To help mitigate some of the criticism, the Rolling Stones often emphasize how quickly the song was written, as if its dirty, offensive nature was an accident or an act of the subconscious mind. In Keith Richards’ Life, Jim Dickerson says “Brown Sugar” was written in forty-five minutes. “It was disgusting.” Jagger says he wrote the song in Australia while filming Ned Kelly. “God knows what I’m on about in that song. It’s such a mishmash. All the nasty subjects in one go,” he told Rolling Stone in 1995. It was a “very instant thing.” The explicit content, an afterthought.

If the Rolling Stones released “Brown Sugar” today, no matter how quickly they wrote the song, the backlash would be instant. Twitter would lampoon them with carefully thought out hashtags. Multiple Change.org petitions would be signed. The band would be forced to issue an apology. (“It’s only rock and roll, and we’re very sorry we offended you.”) Many songs from the apex of their career, were they released today, would receive a similar treatment, including tracks like “Stray Cat Blues,” a song about a 15-year-old girl, and “Under My Thumb,” a catchy little number about male aggression.

* Extracted material:

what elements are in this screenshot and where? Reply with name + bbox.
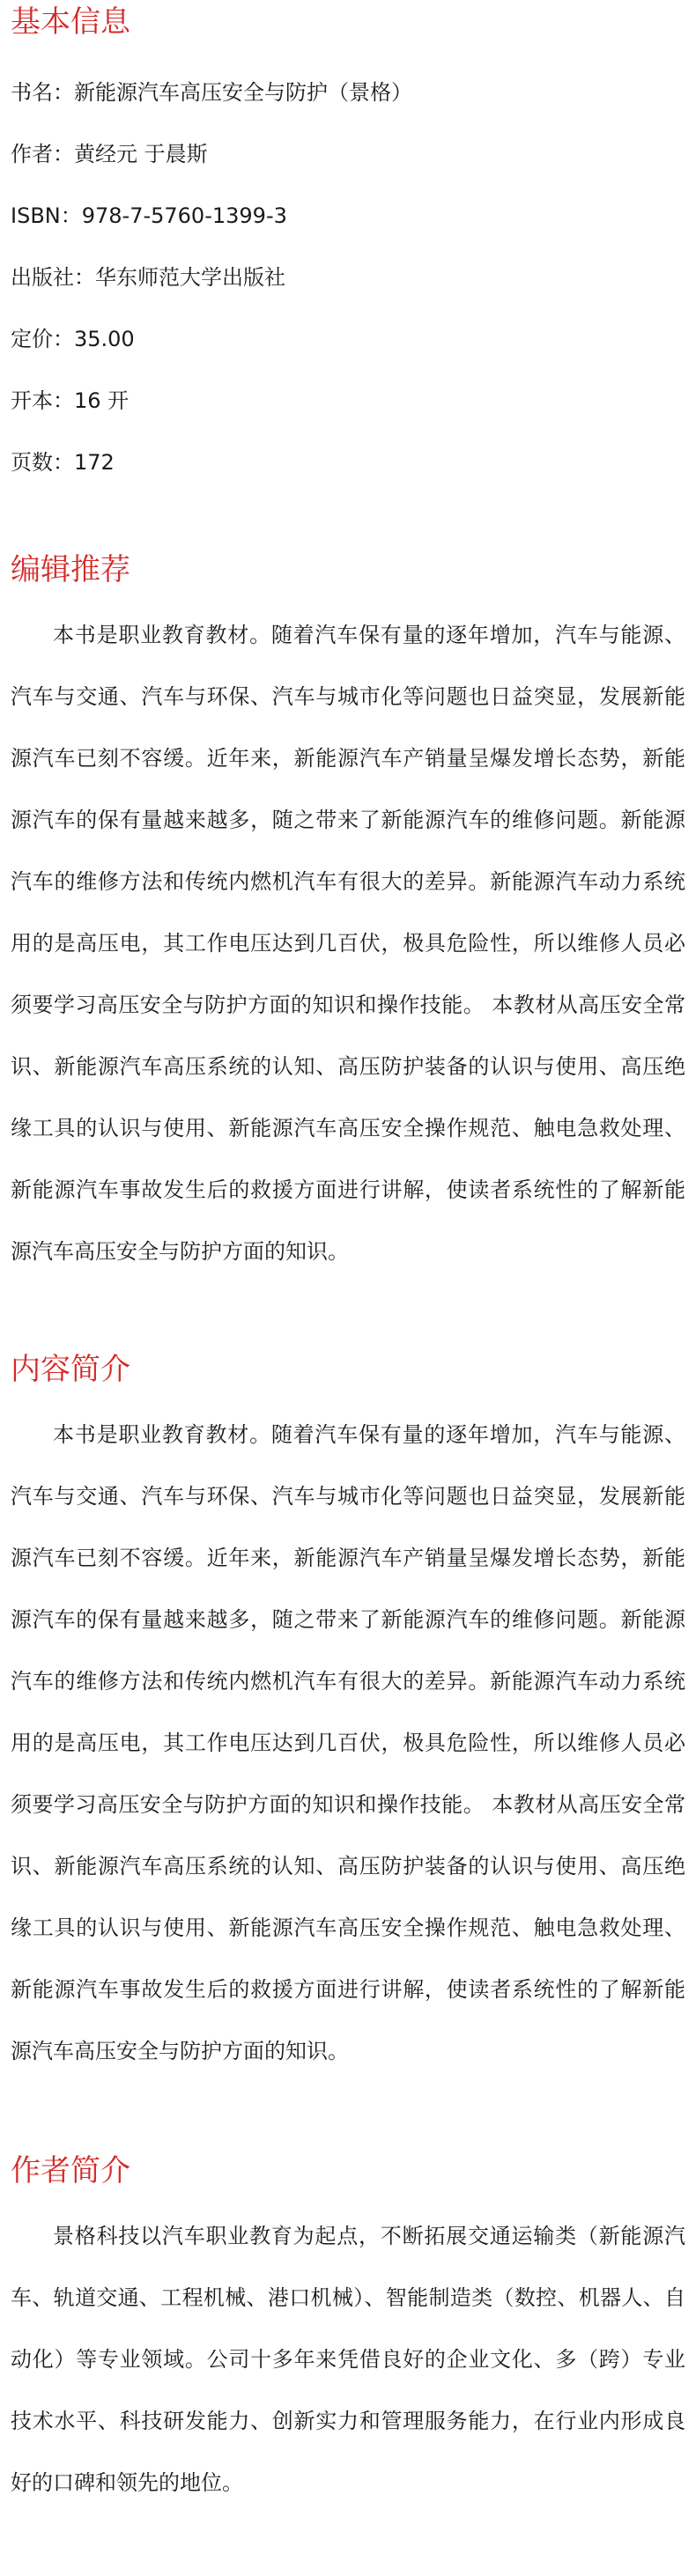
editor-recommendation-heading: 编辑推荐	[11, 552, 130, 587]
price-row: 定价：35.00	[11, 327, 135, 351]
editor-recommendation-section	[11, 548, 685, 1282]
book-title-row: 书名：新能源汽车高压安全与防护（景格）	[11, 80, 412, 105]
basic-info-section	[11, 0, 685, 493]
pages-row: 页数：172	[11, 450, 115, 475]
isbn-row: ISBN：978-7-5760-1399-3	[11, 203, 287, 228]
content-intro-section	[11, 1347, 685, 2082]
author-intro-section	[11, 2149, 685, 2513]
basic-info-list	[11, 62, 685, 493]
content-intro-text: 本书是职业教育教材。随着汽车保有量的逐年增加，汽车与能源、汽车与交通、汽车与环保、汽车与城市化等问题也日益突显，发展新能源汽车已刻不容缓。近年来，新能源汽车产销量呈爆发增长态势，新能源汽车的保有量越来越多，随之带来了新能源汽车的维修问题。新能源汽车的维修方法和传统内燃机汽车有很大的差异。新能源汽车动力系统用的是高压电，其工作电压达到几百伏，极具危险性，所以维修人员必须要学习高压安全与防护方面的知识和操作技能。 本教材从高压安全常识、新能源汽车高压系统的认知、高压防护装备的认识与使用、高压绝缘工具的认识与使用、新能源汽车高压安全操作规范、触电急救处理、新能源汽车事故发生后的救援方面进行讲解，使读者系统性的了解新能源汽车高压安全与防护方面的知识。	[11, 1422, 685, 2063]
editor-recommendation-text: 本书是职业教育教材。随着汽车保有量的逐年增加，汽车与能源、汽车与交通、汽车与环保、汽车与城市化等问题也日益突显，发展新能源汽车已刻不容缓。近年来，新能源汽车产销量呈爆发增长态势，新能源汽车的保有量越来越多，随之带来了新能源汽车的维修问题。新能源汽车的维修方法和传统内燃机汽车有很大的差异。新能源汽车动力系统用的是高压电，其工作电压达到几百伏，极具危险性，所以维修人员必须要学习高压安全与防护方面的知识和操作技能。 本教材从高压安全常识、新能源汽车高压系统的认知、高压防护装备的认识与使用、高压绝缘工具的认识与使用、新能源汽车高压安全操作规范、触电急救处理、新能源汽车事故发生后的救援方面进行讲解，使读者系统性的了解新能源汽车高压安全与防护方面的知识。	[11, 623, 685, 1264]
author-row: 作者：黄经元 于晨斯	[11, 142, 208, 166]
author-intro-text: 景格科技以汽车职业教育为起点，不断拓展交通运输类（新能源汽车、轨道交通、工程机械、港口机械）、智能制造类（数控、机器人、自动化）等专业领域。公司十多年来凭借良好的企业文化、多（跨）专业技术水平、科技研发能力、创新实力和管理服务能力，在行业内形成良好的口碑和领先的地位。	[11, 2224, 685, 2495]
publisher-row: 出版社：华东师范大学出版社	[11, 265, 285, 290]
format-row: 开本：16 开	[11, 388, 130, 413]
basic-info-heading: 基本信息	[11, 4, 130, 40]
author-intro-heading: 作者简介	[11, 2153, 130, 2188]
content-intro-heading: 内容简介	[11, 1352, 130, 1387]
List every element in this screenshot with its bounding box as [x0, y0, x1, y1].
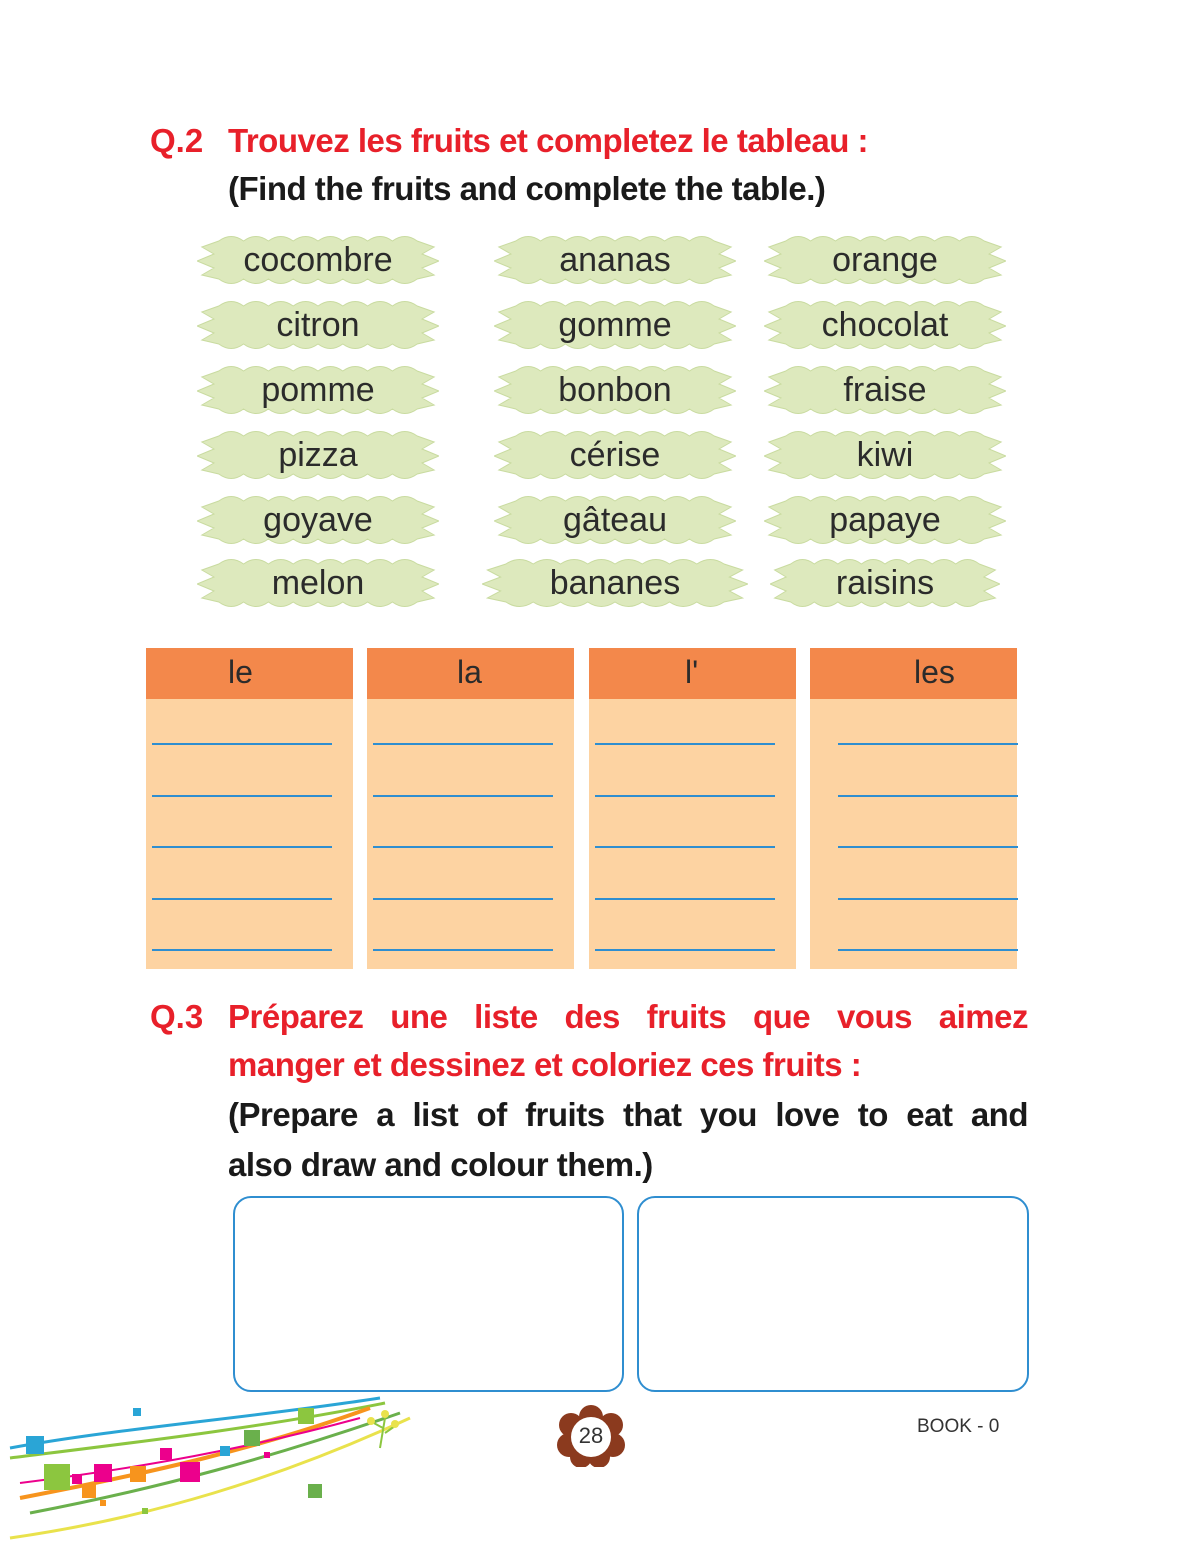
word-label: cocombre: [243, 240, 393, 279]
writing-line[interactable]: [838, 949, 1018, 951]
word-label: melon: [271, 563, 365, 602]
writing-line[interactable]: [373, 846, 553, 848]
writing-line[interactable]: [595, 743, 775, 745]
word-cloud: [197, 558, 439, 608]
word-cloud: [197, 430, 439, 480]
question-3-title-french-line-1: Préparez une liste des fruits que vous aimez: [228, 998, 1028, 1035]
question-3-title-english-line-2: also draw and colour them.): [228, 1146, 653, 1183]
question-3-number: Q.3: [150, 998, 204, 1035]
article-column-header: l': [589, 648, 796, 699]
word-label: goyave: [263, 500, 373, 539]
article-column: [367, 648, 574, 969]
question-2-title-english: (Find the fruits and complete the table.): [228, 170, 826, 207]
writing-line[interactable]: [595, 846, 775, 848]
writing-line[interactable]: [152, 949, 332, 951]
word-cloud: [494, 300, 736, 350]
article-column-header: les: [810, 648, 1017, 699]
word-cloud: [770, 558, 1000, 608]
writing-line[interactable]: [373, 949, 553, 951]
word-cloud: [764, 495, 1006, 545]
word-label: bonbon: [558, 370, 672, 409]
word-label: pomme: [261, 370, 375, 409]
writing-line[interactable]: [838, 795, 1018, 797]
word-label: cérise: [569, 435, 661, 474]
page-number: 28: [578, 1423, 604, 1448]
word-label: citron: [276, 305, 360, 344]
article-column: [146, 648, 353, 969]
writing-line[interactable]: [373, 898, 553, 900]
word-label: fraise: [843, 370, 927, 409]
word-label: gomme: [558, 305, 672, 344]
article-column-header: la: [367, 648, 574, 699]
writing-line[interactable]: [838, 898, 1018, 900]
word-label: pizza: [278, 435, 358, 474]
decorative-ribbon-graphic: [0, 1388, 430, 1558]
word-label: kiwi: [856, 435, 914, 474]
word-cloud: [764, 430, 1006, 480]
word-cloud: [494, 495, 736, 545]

* What the task requires: Retype, word for word, the stretch of the passage about the Rolling Stones song from "To help mitigate" through "content, an afterthought.".

* Task response:
To help mitigate some of the criticism, the Rolling Stones often emphasize how quickly the song was written, as if its dirty, offensive nature was an accident or an act of the subconscious mind. In Keith Richards’ Life, Jim Dickerson says “Brown Sugar” was written in forty-five minutes. “It was disgusting.” Jagger says he wrote the song in Australia while filming Ned Kelly. “God knows what I’m on about in that song. It’s such a mishmash. All the nasty subjects in one go,” he told Rolling Stone in 1995. It was a “very instant thing.” The explicit content, an afterthought.